_THE INPUT_.

■ ■ ■ ■ ■ ■ ■

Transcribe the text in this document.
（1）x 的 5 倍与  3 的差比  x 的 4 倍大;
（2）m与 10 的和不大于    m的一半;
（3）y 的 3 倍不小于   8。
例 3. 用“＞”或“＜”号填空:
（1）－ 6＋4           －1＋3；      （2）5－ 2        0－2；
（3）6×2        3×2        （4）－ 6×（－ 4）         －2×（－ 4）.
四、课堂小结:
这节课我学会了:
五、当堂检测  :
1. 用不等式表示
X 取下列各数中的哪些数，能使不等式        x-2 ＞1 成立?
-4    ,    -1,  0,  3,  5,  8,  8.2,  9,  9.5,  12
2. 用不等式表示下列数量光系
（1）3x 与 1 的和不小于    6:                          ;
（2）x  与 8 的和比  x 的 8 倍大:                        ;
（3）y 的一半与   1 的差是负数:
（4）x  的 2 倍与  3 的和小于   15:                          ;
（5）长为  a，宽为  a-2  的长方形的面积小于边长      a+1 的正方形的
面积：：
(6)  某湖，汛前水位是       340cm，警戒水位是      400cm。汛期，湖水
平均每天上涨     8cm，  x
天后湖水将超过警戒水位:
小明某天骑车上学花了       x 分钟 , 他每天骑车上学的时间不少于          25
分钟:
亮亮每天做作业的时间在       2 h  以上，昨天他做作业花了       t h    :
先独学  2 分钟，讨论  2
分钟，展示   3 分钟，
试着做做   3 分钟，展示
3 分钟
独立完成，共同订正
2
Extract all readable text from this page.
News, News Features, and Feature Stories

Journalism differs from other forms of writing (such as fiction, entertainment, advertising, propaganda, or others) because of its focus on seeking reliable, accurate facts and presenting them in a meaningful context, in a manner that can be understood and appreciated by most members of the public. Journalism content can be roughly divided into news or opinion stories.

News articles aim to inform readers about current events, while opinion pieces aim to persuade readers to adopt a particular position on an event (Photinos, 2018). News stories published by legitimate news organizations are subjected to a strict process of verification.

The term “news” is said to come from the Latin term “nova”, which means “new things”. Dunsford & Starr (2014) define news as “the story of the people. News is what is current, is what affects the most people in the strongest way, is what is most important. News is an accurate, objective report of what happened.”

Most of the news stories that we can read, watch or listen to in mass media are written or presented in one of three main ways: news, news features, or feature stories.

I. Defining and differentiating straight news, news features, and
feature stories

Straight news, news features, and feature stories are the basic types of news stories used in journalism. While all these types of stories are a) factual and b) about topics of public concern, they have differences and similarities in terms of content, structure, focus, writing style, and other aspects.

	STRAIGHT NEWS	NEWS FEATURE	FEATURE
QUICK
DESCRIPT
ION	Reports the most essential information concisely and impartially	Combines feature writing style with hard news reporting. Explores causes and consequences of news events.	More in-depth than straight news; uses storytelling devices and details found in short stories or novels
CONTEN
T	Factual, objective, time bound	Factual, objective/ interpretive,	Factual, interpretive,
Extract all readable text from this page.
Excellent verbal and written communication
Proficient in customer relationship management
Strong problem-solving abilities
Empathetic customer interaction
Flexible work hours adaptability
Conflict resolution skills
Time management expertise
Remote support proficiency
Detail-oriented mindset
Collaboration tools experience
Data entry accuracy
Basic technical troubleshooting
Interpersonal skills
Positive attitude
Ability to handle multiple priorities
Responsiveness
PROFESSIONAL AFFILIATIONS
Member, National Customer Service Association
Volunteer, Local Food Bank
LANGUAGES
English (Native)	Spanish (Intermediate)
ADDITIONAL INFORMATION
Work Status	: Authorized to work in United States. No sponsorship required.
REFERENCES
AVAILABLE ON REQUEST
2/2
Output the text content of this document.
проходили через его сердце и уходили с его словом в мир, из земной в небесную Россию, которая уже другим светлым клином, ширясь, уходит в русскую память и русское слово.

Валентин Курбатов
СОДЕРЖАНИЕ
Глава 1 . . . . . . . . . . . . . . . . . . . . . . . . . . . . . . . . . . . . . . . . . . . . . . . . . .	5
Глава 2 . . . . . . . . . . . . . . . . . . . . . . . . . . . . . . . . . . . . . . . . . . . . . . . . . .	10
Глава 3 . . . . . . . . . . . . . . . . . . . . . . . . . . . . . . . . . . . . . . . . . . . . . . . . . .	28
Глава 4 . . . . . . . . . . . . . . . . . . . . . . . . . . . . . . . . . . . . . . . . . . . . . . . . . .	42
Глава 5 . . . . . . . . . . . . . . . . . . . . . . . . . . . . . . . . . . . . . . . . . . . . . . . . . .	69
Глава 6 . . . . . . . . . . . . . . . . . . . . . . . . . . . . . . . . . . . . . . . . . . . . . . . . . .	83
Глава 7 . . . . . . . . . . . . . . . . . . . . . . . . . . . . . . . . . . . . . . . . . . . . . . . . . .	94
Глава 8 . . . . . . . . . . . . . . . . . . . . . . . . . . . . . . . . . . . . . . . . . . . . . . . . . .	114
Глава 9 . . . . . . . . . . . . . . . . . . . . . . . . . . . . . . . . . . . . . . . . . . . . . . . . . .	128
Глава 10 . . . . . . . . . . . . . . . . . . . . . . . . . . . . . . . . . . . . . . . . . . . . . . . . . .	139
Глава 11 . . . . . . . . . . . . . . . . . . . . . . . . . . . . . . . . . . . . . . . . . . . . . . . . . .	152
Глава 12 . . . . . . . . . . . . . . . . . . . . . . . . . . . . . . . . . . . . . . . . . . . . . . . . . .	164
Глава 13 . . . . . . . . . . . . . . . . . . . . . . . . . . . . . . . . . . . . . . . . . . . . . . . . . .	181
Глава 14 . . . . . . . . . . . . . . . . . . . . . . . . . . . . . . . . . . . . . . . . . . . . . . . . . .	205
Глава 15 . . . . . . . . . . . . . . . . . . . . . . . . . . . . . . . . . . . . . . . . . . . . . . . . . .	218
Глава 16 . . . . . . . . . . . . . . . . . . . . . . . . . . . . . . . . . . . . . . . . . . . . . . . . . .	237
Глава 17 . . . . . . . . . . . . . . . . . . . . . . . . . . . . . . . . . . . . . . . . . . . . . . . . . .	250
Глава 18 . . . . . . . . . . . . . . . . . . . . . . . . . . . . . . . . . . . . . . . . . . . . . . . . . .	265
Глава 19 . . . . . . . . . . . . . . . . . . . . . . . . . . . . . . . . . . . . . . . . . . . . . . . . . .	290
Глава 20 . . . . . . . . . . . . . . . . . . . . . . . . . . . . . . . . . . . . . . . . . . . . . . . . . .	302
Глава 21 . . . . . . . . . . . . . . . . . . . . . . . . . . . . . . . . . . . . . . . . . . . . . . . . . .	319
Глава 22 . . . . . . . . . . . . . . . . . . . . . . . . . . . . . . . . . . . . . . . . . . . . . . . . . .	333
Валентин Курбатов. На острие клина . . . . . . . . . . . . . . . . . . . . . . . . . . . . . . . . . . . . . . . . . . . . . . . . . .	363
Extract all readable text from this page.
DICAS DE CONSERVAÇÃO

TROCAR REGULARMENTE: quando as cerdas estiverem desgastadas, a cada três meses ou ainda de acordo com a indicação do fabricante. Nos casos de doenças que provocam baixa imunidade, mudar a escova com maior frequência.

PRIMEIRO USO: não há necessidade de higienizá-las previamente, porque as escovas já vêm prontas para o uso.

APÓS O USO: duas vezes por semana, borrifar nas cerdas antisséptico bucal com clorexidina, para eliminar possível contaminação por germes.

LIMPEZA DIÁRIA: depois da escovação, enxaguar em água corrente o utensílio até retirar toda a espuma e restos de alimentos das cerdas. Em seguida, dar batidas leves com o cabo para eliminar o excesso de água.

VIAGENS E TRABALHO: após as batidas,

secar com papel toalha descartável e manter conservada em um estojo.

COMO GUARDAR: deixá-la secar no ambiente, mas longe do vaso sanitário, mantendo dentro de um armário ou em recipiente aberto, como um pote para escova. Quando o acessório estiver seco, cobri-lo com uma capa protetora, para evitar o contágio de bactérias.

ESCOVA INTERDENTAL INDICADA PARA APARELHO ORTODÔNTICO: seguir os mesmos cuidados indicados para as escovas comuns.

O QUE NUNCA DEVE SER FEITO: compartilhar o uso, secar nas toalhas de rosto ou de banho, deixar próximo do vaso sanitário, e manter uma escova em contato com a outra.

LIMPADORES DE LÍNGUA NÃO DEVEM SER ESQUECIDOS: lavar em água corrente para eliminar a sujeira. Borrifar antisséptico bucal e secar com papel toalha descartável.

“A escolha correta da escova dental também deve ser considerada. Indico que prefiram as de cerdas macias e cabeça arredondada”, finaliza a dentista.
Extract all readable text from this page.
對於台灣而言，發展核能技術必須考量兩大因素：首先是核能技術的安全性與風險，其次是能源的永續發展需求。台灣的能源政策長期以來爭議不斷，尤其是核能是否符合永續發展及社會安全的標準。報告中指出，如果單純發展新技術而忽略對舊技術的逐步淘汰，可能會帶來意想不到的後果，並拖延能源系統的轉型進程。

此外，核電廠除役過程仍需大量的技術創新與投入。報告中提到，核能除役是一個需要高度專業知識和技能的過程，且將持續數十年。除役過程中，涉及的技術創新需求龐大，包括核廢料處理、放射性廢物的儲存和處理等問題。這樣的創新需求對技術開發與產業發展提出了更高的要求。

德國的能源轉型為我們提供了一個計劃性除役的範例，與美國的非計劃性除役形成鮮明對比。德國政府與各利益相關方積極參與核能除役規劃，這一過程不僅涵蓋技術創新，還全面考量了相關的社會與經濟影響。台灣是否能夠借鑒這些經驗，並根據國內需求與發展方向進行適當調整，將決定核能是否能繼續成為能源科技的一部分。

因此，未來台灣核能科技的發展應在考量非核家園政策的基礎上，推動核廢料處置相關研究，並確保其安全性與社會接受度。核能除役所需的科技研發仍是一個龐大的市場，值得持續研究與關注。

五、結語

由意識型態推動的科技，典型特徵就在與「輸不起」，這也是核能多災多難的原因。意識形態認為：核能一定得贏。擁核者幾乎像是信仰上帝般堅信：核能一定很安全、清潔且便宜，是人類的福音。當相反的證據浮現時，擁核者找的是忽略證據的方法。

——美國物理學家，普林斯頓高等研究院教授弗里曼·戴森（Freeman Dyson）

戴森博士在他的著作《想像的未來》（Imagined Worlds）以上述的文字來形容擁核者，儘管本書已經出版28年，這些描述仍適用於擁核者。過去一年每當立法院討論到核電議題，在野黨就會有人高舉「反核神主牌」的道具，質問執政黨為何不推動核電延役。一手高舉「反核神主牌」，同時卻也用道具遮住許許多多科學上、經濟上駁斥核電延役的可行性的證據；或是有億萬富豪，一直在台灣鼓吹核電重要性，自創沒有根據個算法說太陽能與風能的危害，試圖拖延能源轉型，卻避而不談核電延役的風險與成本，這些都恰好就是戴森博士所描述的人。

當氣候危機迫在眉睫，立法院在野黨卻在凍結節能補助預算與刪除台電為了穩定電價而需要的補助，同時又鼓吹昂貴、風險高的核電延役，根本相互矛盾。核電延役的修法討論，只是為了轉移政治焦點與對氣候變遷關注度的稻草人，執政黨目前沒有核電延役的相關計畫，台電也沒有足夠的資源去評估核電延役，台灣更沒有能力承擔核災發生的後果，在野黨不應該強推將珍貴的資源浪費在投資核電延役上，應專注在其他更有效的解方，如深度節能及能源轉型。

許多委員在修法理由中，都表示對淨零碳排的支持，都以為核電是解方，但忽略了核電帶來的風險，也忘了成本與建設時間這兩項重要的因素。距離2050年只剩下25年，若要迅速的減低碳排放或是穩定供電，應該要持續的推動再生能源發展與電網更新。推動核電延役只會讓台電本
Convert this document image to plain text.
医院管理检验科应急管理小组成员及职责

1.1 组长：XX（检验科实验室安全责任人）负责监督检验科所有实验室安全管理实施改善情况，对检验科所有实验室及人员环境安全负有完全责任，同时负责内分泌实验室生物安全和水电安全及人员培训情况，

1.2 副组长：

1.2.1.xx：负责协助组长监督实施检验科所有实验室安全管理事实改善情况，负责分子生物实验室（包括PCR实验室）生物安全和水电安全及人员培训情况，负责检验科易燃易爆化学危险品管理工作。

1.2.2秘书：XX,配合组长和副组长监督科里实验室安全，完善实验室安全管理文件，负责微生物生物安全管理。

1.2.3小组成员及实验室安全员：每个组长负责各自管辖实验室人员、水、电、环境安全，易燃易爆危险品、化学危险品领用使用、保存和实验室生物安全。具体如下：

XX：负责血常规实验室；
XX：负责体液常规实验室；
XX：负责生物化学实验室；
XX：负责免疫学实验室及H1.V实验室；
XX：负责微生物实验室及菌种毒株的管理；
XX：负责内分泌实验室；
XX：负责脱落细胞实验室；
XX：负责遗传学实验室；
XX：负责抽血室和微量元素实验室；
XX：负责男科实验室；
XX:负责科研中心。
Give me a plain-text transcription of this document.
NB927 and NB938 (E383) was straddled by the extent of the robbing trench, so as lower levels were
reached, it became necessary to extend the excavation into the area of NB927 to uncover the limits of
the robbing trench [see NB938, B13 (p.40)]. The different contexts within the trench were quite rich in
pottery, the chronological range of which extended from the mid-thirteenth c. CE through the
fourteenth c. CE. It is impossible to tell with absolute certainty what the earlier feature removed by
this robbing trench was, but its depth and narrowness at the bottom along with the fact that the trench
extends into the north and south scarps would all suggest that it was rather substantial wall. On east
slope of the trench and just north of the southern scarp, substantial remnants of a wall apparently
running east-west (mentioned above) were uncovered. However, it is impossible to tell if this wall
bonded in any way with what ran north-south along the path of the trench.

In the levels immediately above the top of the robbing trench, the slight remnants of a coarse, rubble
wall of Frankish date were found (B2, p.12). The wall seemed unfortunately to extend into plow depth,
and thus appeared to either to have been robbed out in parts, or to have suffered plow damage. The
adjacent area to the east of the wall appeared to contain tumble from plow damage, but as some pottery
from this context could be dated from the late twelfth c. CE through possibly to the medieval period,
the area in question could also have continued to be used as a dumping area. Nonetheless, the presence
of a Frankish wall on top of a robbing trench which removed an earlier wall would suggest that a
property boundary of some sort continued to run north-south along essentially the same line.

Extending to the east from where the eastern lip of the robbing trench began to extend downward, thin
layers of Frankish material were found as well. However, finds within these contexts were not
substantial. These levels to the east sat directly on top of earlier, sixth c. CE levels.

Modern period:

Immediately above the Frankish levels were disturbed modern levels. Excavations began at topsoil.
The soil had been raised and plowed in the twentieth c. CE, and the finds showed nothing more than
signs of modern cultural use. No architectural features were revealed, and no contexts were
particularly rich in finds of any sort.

■ ■ ■ ■ ■ ■ ■

_TASK STATEMENT_. Which lines contain "sanitário"? Copy each of them.

_OUTPUT FOR THIS EXERCISE_.
COMO GUARDAR: deixá-la secar no ambiente, mas longe do vaso sanitário, mantendo dentro de um armário ou em recipiente aberto, como um pote para escova. Quando o acessório estiver seco, cobri-lo com uma capa protetora, para evitar o contágio de bactérias.
O QUE NUNCA DEVE SER FEITO: compartilhar o uso, secar nas toalhas de rosto ou de banho, deixar próximo do vaso sanitário, e manter uma escova em contato com a outra.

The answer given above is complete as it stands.